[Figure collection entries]
>> START

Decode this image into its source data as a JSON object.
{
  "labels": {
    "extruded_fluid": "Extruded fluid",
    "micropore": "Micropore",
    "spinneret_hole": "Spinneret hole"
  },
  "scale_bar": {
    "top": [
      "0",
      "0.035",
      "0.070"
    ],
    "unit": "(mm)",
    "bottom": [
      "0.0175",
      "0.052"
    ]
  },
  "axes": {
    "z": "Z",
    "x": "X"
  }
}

>> END

▸ Directions
Output the listing above word for word.

▸ The completed task
Decode this image into its source data as a JSON object.
{
  "labels": {
    "extruded_fluid": "Extruded fluid",
    "micropore": "Micropore",
    "spinneret_hole": "Spinneret hole"
  },
  "scale_bar": {
    "top": [
      "0",
      "0.035",
      "0.070"
    ],
    "unit": "(mm)",
    "bottom": [
      "0.0175",
      "0.052"
    ]
  },
  "axes": {
    "z": "Z",
    "x": "X"
  }
}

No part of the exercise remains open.